Your objective:
Show each line from the listing that includes the word "among".

--- BEGIN Extracted material ---

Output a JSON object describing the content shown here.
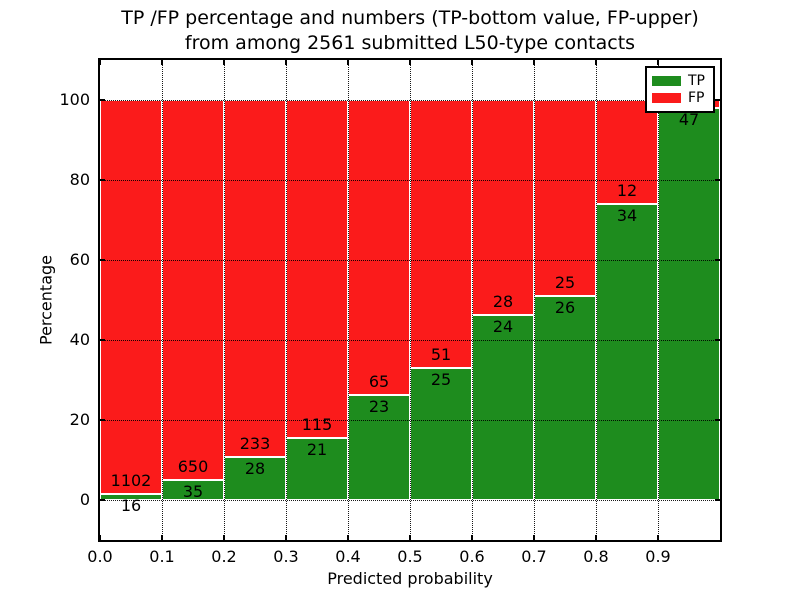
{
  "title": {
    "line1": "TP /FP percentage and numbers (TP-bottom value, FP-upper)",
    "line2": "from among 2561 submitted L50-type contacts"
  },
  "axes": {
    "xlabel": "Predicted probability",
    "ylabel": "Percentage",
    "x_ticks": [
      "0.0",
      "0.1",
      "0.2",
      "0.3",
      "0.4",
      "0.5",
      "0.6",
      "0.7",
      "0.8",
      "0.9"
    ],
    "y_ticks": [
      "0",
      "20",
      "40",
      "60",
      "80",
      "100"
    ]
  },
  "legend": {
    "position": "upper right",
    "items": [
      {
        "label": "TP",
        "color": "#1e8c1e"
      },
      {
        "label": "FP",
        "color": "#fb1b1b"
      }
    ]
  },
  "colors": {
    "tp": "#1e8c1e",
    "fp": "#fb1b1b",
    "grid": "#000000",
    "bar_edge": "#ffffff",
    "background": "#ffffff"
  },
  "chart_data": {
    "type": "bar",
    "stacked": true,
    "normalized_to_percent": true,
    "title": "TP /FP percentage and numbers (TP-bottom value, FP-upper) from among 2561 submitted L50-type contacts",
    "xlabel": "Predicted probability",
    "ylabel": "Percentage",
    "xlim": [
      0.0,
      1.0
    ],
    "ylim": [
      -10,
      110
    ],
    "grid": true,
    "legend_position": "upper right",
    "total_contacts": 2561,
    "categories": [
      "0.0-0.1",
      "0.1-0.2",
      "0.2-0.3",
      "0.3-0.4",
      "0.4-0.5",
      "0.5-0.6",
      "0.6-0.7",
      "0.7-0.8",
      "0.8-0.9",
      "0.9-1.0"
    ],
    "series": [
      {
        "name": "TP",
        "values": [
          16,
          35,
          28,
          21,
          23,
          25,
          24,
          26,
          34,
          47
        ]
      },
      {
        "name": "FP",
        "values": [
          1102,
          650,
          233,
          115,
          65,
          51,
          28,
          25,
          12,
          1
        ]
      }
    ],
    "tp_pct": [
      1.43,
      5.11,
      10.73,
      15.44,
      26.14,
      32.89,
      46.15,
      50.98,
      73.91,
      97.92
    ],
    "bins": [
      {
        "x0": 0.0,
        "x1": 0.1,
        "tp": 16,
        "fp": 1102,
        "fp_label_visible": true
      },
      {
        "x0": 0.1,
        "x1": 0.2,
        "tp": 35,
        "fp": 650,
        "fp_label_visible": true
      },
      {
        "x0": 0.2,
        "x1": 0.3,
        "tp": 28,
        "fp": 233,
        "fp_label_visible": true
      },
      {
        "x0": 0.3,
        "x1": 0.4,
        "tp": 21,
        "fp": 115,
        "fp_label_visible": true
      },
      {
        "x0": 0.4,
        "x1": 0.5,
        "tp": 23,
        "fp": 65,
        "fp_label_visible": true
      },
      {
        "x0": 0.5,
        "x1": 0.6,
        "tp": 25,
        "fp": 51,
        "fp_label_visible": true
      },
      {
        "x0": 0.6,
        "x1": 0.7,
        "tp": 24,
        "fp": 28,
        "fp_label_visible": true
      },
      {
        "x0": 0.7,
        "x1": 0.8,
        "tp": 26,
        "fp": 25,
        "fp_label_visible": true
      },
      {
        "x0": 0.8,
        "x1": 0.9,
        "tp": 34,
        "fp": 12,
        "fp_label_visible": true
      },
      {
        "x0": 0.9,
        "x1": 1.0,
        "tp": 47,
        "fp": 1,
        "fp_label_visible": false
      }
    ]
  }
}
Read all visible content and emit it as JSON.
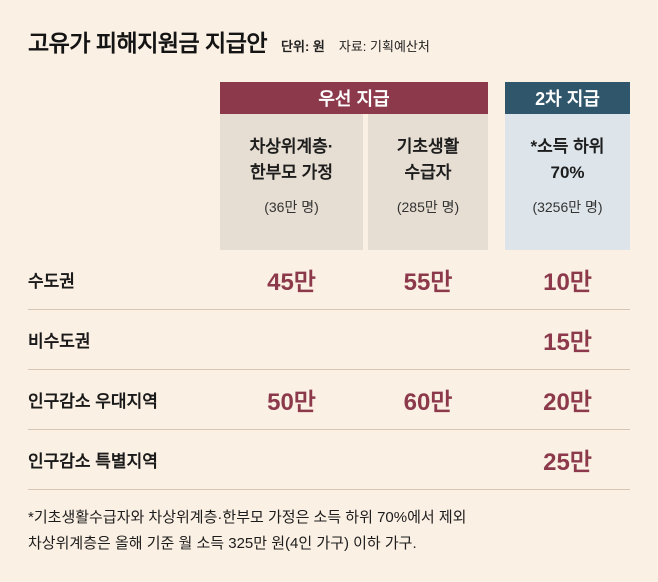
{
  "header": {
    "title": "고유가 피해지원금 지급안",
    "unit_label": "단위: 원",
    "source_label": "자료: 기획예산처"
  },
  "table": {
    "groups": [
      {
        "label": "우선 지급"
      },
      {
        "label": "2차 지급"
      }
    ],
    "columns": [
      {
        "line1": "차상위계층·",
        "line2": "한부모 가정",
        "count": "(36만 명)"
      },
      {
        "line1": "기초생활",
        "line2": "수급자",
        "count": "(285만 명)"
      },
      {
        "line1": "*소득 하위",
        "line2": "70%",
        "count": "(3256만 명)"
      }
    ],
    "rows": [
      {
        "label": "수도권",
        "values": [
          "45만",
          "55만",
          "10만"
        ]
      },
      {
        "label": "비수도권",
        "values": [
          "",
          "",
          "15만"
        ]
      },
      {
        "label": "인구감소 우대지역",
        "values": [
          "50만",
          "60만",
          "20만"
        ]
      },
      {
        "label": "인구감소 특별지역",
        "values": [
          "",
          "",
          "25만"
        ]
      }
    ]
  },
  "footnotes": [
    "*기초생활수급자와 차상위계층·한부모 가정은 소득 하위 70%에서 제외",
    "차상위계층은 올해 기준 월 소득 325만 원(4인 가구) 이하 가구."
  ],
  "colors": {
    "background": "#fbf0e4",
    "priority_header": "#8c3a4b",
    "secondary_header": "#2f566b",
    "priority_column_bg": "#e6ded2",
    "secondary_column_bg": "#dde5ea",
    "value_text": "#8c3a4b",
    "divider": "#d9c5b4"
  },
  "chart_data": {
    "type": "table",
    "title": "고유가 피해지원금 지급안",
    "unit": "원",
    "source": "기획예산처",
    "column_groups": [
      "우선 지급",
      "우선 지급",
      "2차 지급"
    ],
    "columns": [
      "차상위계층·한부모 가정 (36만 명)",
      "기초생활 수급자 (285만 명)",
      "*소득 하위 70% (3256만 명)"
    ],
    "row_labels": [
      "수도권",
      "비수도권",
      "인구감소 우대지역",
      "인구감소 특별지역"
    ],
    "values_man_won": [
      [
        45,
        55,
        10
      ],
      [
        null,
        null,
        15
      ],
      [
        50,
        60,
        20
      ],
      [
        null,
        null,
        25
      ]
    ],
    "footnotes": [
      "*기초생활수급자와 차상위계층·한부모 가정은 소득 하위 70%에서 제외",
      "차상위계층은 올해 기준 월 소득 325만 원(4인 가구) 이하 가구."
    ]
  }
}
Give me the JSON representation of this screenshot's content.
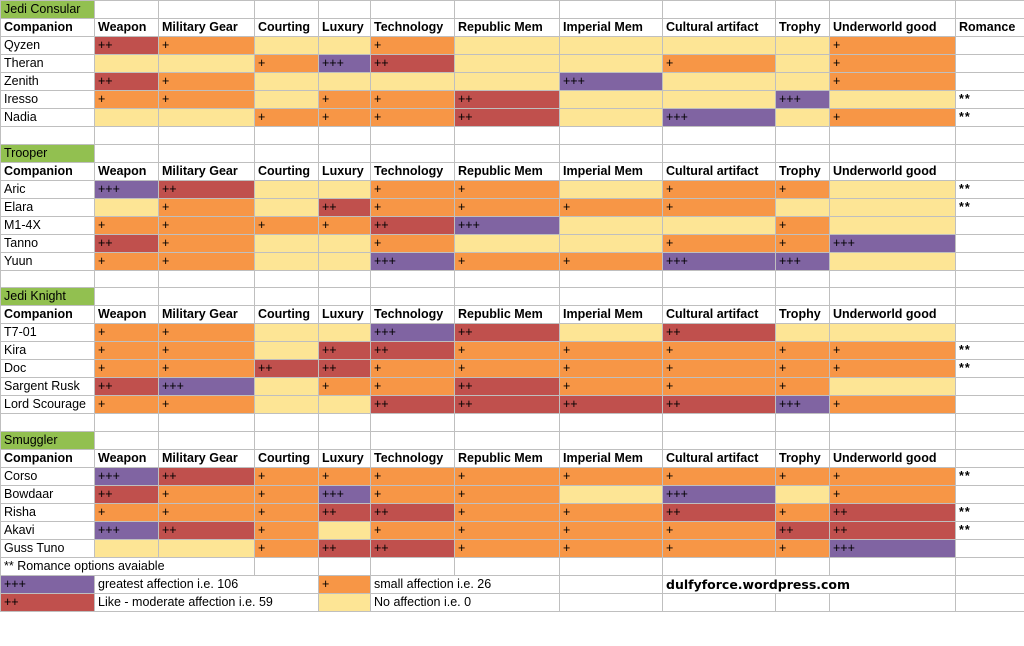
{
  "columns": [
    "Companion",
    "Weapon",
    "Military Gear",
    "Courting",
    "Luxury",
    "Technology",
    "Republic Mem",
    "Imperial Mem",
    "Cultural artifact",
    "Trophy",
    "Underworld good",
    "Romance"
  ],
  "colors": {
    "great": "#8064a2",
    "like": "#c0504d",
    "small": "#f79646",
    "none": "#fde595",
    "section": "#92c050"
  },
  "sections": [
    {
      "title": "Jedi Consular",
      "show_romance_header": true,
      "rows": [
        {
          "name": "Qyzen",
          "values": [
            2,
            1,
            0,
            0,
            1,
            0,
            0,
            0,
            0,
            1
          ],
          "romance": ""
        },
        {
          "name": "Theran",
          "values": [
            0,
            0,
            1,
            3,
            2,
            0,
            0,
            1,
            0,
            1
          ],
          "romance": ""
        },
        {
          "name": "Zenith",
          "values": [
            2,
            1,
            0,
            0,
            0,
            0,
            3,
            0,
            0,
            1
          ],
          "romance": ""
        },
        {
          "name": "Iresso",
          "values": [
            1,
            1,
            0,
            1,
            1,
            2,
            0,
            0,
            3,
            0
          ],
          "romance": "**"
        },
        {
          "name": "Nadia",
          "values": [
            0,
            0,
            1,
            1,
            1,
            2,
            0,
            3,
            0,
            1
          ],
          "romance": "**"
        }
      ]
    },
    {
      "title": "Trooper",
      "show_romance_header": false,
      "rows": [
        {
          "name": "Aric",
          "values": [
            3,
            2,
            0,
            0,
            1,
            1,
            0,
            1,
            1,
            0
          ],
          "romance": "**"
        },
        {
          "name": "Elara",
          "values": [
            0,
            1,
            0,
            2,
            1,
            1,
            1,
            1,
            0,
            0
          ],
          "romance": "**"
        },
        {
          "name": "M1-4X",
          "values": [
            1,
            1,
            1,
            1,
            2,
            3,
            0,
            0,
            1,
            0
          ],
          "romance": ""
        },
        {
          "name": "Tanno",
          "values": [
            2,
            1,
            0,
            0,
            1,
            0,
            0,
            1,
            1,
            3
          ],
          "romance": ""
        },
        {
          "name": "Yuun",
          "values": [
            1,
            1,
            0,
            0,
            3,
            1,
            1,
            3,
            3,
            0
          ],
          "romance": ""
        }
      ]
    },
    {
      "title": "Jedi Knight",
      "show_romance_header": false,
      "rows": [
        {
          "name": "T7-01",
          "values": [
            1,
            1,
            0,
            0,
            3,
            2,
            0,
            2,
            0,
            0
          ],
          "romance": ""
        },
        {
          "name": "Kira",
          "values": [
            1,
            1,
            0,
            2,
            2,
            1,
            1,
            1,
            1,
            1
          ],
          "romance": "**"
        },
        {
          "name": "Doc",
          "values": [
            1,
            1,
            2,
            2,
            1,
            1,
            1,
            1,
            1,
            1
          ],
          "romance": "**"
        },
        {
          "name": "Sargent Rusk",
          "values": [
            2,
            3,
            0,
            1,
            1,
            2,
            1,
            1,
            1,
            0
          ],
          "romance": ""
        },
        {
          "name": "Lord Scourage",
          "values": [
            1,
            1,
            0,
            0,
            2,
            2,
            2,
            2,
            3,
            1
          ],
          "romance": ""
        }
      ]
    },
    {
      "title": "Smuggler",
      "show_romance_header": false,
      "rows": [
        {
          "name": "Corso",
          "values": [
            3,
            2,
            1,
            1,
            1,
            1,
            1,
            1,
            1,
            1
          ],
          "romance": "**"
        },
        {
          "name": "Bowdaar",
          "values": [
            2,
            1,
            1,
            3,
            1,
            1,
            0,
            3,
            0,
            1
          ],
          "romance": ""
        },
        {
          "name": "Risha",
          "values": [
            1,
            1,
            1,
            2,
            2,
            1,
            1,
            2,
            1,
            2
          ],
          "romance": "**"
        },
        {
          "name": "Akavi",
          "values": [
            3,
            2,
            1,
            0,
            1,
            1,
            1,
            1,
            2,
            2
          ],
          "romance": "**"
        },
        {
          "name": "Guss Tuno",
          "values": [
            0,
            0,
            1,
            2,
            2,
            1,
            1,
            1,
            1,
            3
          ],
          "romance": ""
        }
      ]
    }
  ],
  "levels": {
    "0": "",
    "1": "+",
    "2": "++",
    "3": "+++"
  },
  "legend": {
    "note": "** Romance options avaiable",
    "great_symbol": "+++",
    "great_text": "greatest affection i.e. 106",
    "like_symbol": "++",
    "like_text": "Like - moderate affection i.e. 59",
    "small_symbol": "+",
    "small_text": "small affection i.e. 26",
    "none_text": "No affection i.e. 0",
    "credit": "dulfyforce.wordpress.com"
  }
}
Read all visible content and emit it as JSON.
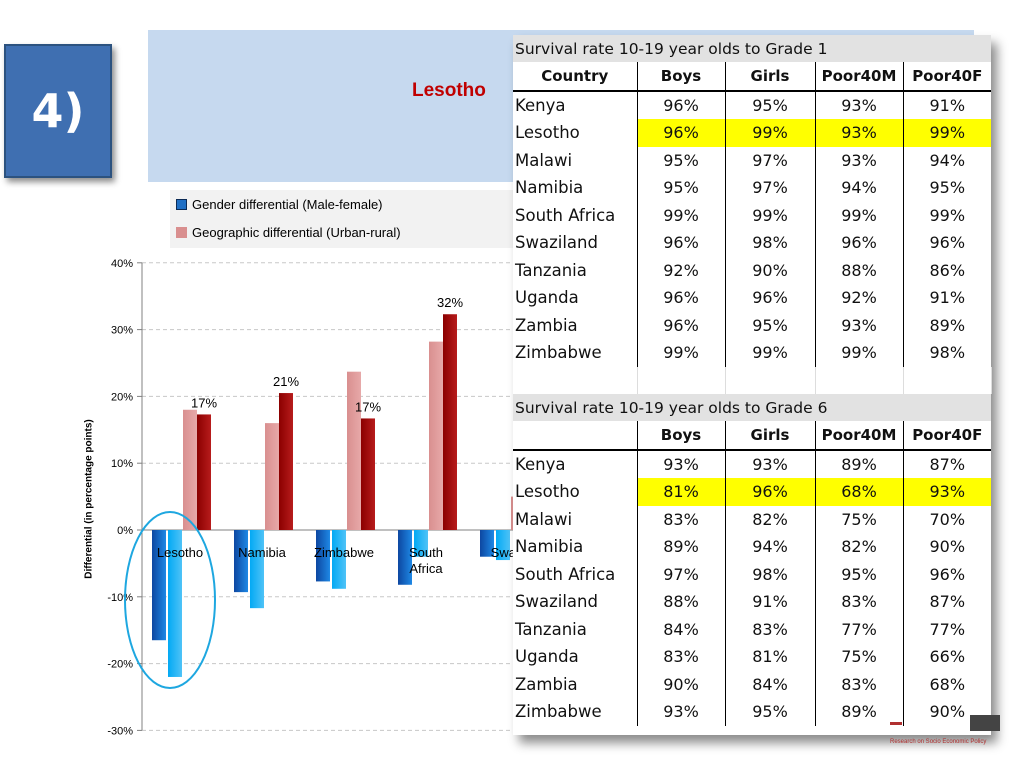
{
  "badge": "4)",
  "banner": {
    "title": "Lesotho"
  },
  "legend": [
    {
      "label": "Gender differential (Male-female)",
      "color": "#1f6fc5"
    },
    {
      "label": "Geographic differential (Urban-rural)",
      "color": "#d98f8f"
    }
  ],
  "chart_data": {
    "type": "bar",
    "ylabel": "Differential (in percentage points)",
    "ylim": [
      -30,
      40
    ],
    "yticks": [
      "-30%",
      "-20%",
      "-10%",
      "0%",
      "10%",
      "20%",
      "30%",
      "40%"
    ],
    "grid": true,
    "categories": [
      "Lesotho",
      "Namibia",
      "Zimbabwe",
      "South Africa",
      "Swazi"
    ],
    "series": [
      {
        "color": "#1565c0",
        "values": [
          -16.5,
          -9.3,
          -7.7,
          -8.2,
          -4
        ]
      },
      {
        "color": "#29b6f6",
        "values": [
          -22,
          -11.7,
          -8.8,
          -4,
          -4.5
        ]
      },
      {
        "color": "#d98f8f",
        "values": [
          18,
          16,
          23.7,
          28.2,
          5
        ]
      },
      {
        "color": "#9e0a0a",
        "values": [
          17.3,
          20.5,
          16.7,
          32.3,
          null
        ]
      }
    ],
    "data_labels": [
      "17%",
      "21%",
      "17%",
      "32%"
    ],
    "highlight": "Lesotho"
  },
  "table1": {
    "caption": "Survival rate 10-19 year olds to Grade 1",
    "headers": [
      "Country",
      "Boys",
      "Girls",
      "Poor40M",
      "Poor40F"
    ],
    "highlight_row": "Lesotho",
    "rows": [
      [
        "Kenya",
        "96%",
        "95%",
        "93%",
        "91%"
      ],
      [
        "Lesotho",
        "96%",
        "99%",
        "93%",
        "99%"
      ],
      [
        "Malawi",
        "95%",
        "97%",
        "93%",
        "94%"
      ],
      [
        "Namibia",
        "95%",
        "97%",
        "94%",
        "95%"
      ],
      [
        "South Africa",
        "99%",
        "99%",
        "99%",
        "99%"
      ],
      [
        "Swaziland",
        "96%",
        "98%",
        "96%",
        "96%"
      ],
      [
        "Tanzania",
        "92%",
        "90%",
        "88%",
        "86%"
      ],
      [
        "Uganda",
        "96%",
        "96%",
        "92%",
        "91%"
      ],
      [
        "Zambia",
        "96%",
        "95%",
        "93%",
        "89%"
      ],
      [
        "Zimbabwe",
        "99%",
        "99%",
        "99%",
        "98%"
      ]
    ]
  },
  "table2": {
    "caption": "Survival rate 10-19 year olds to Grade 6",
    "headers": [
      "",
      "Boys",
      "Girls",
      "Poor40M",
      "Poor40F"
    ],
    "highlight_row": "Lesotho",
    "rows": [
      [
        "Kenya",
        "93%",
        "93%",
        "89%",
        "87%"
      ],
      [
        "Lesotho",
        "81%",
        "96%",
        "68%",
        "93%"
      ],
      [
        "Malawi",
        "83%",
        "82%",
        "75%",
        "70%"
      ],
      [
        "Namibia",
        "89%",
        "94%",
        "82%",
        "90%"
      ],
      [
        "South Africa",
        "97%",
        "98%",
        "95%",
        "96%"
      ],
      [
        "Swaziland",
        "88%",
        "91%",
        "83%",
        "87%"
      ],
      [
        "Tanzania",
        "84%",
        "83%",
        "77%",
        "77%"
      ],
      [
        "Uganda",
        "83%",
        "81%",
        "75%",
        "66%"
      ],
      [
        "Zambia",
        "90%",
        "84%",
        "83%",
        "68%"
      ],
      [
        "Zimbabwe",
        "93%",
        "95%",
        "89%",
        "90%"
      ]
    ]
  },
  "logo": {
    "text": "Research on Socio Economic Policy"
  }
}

--- END Extracted material ---

The result:
    "line2": "from among 2561 submitted L50-type contacts"
    "title": "TP /FP percentage and numbers (TP-bottom value, FP-upper) from among 2561 submitted L50-type contacts",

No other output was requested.